■ **Exercise prompt**
List, from the lines below, each one with "fall" in it.

-- start Given information --

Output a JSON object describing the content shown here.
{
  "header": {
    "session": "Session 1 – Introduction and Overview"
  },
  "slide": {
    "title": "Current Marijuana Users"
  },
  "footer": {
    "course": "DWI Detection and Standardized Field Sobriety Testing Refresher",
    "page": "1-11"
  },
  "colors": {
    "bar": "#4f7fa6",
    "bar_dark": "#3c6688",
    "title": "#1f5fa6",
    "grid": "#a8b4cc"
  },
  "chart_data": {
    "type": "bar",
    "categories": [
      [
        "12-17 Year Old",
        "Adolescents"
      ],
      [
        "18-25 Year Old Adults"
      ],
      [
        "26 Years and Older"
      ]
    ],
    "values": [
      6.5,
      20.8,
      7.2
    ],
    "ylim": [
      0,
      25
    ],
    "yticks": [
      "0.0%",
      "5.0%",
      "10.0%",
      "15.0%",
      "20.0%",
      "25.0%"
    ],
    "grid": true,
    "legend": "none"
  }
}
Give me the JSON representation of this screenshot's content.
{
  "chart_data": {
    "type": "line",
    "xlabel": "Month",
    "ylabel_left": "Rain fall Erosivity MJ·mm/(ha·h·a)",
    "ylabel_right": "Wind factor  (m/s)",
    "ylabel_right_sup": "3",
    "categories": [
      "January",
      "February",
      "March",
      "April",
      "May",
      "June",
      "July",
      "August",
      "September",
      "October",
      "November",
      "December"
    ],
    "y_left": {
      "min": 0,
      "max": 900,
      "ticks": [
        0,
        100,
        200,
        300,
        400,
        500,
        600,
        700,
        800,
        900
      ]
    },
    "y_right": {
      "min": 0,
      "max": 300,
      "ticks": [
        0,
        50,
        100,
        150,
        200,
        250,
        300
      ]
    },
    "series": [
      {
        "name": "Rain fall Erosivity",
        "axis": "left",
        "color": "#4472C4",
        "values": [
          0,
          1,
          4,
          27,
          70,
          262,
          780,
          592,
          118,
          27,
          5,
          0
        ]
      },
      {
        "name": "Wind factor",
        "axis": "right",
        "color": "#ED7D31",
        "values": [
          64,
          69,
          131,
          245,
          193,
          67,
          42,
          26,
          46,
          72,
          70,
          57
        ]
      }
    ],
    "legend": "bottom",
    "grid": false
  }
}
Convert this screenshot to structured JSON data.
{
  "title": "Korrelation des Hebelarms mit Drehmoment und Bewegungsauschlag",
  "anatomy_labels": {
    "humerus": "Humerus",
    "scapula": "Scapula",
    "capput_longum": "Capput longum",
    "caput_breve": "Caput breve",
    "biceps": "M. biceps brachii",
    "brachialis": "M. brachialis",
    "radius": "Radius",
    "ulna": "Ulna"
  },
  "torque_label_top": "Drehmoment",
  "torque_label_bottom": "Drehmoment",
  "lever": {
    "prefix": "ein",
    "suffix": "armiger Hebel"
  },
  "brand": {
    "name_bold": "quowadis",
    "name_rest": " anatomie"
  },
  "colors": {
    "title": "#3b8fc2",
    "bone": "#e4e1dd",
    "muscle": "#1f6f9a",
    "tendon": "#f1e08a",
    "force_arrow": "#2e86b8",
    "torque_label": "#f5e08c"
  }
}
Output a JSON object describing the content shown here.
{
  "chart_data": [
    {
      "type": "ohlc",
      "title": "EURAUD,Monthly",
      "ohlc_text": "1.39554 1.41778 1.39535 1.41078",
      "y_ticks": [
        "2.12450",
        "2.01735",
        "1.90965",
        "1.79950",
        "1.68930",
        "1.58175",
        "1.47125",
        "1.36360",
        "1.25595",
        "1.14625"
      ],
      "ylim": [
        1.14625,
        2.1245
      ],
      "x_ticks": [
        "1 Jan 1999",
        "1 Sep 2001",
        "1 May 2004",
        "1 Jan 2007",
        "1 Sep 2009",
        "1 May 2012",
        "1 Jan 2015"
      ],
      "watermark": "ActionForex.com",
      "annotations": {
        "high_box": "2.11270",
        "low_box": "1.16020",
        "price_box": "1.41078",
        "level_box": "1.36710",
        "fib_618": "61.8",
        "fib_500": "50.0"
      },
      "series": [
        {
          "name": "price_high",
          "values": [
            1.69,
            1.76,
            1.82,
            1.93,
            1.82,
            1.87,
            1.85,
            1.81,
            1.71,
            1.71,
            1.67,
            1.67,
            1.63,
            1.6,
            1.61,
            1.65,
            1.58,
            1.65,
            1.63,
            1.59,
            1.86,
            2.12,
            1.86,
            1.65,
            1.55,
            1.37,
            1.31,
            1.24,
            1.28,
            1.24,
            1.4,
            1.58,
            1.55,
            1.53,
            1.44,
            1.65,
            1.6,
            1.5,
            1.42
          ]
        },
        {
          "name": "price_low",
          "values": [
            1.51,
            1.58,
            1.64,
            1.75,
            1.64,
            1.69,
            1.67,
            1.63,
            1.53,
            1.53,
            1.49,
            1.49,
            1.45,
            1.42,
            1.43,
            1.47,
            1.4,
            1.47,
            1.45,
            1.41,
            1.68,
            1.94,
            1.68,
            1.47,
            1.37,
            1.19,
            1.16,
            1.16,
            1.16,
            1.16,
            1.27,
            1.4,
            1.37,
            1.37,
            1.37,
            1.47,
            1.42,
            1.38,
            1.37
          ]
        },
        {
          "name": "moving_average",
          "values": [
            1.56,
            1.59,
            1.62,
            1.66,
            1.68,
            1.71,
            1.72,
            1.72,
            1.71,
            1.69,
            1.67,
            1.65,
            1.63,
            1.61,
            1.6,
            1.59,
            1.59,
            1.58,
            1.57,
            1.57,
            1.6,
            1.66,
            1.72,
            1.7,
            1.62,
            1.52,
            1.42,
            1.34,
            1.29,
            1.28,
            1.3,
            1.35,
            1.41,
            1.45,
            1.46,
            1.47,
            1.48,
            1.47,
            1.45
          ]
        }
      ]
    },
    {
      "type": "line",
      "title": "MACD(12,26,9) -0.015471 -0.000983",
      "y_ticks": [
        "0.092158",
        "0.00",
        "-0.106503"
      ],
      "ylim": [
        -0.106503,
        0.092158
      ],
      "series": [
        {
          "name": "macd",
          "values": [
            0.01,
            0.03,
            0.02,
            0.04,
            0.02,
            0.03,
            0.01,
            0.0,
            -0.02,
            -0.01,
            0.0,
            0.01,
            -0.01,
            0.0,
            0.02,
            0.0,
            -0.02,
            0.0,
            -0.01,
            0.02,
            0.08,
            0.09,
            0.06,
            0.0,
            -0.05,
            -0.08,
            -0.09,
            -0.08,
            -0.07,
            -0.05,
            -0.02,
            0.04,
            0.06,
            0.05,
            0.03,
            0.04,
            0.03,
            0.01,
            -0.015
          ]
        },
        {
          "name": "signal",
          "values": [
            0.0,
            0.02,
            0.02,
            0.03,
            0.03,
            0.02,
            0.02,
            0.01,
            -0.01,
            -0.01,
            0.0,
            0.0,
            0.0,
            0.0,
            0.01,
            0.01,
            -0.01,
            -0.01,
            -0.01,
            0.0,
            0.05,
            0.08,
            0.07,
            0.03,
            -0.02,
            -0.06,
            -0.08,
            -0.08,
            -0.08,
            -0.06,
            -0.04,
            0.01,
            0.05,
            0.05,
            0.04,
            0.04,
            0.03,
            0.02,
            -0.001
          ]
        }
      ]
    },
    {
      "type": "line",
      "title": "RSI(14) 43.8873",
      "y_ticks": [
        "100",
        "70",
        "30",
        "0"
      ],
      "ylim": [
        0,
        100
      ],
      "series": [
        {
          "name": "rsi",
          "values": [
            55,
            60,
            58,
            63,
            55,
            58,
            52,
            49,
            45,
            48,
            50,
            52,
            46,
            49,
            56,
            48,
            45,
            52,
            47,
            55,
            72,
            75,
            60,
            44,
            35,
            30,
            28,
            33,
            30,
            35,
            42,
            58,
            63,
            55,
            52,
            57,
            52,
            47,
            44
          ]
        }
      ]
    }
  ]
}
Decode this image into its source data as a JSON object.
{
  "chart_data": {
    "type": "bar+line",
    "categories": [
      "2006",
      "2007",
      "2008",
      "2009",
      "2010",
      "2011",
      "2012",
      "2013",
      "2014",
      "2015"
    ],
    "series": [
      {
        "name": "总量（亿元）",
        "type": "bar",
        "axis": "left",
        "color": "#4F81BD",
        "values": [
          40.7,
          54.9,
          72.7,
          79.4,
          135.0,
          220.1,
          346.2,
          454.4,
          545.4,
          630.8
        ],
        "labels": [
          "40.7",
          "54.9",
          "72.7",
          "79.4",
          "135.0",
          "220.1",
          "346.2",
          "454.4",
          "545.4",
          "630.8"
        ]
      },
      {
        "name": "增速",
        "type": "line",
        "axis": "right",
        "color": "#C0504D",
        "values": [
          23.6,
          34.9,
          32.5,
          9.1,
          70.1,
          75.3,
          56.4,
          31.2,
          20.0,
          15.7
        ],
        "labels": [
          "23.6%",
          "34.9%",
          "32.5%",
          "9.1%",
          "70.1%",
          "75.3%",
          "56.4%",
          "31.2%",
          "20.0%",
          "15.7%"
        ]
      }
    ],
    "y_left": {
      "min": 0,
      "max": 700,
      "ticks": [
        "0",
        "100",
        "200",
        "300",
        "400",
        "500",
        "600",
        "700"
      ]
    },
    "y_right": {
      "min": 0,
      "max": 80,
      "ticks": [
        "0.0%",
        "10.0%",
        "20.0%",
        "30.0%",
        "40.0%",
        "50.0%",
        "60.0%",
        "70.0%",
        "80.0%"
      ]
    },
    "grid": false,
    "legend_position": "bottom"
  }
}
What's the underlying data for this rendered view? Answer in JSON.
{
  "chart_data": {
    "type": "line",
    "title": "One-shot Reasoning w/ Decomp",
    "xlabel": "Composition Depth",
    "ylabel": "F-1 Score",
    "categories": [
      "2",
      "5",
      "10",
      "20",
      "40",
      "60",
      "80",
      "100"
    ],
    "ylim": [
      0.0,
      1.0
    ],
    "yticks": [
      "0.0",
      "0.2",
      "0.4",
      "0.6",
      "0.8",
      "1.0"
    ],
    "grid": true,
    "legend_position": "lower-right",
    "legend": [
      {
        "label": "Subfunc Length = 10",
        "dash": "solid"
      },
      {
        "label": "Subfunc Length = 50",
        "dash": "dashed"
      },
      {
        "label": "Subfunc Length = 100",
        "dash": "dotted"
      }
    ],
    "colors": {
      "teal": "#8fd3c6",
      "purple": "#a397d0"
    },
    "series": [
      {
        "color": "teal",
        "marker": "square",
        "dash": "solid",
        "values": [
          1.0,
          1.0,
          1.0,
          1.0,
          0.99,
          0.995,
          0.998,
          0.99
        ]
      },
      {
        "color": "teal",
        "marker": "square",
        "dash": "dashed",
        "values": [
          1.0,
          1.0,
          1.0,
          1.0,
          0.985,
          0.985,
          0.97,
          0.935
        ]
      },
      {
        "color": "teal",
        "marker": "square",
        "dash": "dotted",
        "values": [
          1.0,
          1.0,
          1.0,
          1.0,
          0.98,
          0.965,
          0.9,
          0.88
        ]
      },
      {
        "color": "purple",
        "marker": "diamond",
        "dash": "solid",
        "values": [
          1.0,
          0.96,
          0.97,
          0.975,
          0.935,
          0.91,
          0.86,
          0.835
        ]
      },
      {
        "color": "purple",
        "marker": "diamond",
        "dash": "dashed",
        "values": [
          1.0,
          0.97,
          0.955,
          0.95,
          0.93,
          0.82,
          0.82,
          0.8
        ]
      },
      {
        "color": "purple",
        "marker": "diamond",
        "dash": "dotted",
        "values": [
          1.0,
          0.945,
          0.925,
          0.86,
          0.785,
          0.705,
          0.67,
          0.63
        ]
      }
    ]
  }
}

-- end Given information --

■ **Solution to the exercise**
    "ylabel_left": "Rain fall Erosivity MJ·mm/(ha·h·a)",
        "name": "Rain fall Erosivity",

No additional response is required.